▶ **OBJECTIVE**: Every record here needs to be written out again exactly.
:: SOURCE MATERIAL ::
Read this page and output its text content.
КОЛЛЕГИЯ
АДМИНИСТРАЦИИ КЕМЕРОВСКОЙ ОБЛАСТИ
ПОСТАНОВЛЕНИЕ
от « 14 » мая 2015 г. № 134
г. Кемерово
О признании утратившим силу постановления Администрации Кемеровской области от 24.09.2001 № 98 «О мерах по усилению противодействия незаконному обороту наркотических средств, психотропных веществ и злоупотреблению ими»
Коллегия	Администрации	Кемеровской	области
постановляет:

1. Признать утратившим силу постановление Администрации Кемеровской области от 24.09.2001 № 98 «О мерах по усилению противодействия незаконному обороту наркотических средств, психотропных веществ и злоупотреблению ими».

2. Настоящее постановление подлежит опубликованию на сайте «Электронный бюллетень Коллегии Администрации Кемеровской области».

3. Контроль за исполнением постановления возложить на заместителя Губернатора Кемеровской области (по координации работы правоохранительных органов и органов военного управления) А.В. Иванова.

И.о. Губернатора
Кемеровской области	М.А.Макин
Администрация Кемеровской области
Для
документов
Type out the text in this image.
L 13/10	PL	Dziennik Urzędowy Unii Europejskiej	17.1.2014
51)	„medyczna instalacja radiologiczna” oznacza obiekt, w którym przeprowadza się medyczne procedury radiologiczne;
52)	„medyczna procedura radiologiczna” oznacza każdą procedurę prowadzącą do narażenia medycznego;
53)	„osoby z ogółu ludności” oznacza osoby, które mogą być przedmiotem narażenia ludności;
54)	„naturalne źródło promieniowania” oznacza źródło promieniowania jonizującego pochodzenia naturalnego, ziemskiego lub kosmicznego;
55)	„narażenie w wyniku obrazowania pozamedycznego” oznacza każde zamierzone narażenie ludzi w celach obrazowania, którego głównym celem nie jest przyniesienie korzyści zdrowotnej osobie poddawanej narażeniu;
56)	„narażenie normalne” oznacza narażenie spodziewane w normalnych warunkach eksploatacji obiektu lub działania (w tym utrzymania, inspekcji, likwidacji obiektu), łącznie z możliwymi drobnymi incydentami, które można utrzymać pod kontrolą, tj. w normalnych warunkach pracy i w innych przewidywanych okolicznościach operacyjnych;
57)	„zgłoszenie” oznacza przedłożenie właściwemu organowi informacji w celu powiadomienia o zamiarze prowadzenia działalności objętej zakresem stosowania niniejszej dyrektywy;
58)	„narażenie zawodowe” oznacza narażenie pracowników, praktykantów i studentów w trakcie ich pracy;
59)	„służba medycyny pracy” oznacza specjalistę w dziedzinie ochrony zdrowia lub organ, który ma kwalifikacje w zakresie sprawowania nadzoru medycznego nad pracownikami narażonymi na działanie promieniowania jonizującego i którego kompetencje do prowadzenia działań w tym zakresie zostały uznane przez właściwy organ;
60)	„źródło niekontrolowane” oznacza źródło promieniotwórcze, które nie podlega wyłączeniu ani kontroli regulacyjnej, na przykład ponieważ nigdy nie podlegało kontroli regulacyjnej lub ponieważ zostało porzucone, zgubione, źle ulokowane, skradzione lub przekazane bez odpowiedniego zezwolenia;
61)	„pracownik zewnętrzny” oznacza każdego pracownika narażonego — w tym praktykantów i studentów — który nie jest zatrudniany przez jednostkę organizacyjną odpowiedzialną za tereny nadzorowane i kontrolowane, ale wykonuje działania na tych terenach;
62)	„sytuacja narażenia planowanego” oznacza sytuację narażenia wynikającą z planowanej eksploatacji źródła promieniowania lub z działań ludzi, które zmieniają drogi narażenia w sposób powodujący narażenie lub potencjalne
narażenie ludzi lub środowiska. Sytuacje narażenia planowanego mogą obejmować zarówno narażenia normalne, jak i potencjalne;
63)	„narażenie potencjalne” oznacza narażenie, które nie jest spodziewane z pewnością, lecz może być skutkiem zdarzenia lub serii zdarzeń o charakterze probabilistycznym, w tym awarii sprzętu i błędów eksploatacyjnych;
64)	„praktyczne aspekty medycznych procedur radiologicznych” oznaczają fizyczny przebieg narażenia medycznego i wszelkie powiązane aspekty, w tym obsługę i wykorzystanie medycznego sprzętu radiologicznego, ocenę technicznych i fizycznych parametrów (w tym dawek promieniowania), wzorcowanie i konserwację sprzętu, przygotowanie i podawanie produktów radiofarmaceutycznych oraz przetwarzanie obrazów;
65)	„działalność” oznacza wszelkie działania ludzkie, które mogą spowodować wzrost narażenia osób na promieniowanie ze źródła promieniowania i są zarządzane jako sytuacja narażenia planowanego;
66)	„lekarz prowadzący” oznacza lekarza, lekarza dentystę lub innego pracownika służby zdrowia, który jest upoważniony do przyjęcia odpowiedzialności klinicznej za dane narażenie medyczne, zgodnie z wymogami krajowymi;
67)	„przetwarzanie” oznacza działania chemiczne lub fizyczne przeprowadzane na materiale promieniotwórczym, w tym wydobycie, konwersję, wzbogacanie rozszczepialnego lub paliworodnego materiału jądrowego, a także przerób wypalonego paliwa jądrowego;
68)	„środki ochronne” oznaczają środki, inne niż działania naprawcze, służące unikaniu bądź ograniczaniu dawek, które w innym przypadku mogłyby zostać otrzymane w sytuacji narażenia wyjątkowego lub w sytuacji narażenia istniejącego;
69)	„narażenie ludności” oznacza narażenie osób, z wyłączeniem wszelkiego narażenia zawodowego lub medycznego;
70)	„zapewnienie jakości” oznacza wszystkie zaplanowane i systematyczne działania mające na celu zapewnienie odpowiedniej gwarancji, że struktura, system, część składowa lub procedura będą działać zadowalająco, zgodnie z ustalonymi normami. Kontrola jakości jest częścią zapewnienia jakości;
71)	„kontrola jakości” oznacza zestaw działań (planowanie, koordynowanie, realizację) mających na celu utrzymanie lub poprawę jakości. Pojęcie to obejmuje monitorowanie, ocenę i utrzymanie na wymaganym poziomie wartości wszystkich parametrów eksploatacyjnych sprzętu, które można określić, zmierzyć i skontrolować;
:::
▶ **SOLUTION TO THIS TASK**:
Read this page and output its text content.
КОЛЛЕГИЯ
АДМИНИСТРАЦИИ КЕМЕРОВСКОЙ ОБЛАСТИ
ПОСТАНОВЛЕНИЕ
от « 14 » мая 2015 г. № 134
г. Кемерово
О признании утратившим силу постановления Администрации Кемеровской области от 24.09.2001 № 98 «О мерах по усилению противодействия незаконному обороту наркотических средств, психотропных веществ и злоупотреблению ими»
Коллегия	Администрации	Кемеровской	области
постановляет:

1. Признать утратившим силу постановление Администрации Кемеровской области от 24.09.2001 № 98 «О мерах по усилению противодействия незаконному обороту наркотических средств, психотропных веществ и злоупотреблению ими».

2. Настоящее постановление подлежит опубликованию на сайте «Электронный бюллетень Коллегии Администрации Кемеровской области».

3. Контроль за исполнением постановления возложить на заместителя Губернатора Кемеровской области (по координации работы правоохранительных органов и органов военного управления) А.В. Иванова.

И.о. Губернатора
Кемеровской области	М.А.Макин
Администрация Кемеровской области
Для
документов
Type out the text in this image.
L 13/10	PL	Dziennik Urzędowy Unii Europejskiej	17.1.2014
51)	„medyczna instalacja radiologiczna” oznacza obiekt, w którym przeprowadza się medyczne procedury radiologiczne;
52)	„medyczna procedura radiologiczna” oznacza każdą procedurę prowadzącą do narażenia medycznego;
53)	„osoby z ogółu ludności” oznacza osoby, które mogą być przedmiotem narażenia ludności;
54)	„naturalne źródło promieniowania” oznacza źródło promieniowania jonizującego pochodzenia naturalnego, ziemskiego lub kosmicznego;
55)	„narażenie w wyniku obrazowania pozamedycznego” oznacza każde zamierzone narażenie ludzi w celach obrazowania, którego głównym celem nie jest przyniesienie korzyści zdrowotnej osobie poddawanej narażeniu;
56)	„narażenie normalne” oznacza narażenie spodziewane w normalnych warunkach eksploatacji obiektu lub działania (w tym utrzymania, inspekcji, likwidacji obiektu), łącznie z możliwymi drobnymi incydentami, które można utrzymać pod kontrolą, tj. w normalnych warunkach pracy i w innych przewidywanych okolicznościach operacyjnych;
57)	„zgłoszenie” oznacza przedłożenie właściwemu organowi informacji w celu powiadomienia o zamiarze prowadzenia działalności objętej zakresem stosowania niniejszej dyrektywy;
58)	„narażenie zawodowe” oznacza narażenie pracowników, praktykantów i studentów w trakcie ich pracy;
59)	„służba medycyny pracy” oznacza specjalistę w dziedzinie ochrony zdrowia lub organ, który ma kwalifikacje w zakresie sprawowania nadzoru medycznego nad pracownikami narażonymi na działanie promieniowania jonizującego i którego kompetencje do prowadzenia działań w tym zakresie zostały uznane przez właściwy organ;
60)	„źródło niekontrolowane” oznacza źródło promieniotwórcze, które nie podlega wyłączeniu ani kontroli regulacyjnej, na przykład ponieważ nigdy nie podlegało kontroli regulacyjnej lub ponieważ zostało porzucone, zgubione, źle ulokowane, skradzione lub przekazane bez odpowiedniego zezwolenia;
61)	„pracownik zewnętrzny” oznacza każdego pracownika narażonego — w tym praktykantów i studentów — który nie jest zatrudniany przez jednostkę organizacyjną odpowiedzialną za tereny nadzorowane i kontrolowane, ale wykonuje działania na tych terenach;
62)	„sytuacja narażenia planowanego” oznacza sytuację narażenia wynikającą z planowanej eksploatacji źródła promieniowania lub z działań ludzi, które zmieniają drogi narażenia w sposób powodujący narażenie lub potencjalne
narażenie ludzi lub środowiska. Sytuacje narażenia planowanego mogą obejmować zarówno narażenia normalne, jak i potencjalne;
63)	„narażenie potencjalne” oznacza narażenie, które nie jest spodziewane z pewnością, lecz może być skutkiem zdarzenia lub serii zdarzeń o charakterze probabilistycznym, w tym awarii sprzętu i błędów eksploatacyjnych;
64)	„praktyczne aspekty medycznych procedur radiologicznych” oznaczają fizyczny przebieg narażenia medycznego i wszelkie powiązane aspekty, w tym obsługę i wykorzystanie medycznego sprzętu radiologicznego, ocenę technicznych i fizycznych parametrów (w tym dawek promieniowania), wzorcowanie i konserwację sprzętu, przygotowanie i podawanie produktów radiofarmaceutycznych oraz przetwarzanie obrazów;
65)	„działalność” oznacza wszelkie działania ludzkie, które mogą spowodować wzrost narażenia osób na promieniowanie ze źródła promieniowania i są zarządzane jako sytuacja narażenia planowanego;
66)	„lekarz prowadzący” oznacza lekarza, lekarza dentystę lub innego pracownika służby zdrowia, który jest upoważniony do przyjęcia odpowiedzialności klinicznej za dane narażenie medyczne, zgodnie z wymogami krajowymi;
67)	„przetwarzanie” oznacza działania chemiczne lub fizyczne przeprowadzane na materiale promieniotwórczym, w tym wydobycie, konwersję, wzbogacanie rozszczepialnego lub paliworodnego materiału jądrowego, a także przerób wypalonego paliwa jądrowego;
68)	„środki ochronne” oznaczają środki, inne niż działania naprawcze, służące unikaniu bądź ograniczaniu dawek, które w innym przypadku mogłyby zostać otrzymane w sytuacji narażenia wyjątkowego lub w sytuacji narażenia istniejącego;
69)	„narażenie ludności” oznacza narażenie osób, z wyłączeniem wszelkiego narażenia zawodowego lub medycznego;
70)	„zapewnienie jakości” oznacza wszystkie zaplanowane i systematyczne działania mające na celu zapewnienie odpowiedniej gwarancji, że struktura, system, część składowa lub procedura będą działać zadowalająco, zgodnie z ustalonymi normami. Kontrola jakości jest częścią zapewnienia jakości;
71)	„kontrola jakości” oznacza zestaw działań (planowanie, koordynowanie, realizację) mających na celu utrzymanie lub poprawę jakości. Pojęcie to obejmuje monitorowanie, ocenę i utrzymanie na wymaganym poziomie wartości wszystkich parametrów eksploatacyjnych sprzętu, które można określić, zmierzyć i skontrolować;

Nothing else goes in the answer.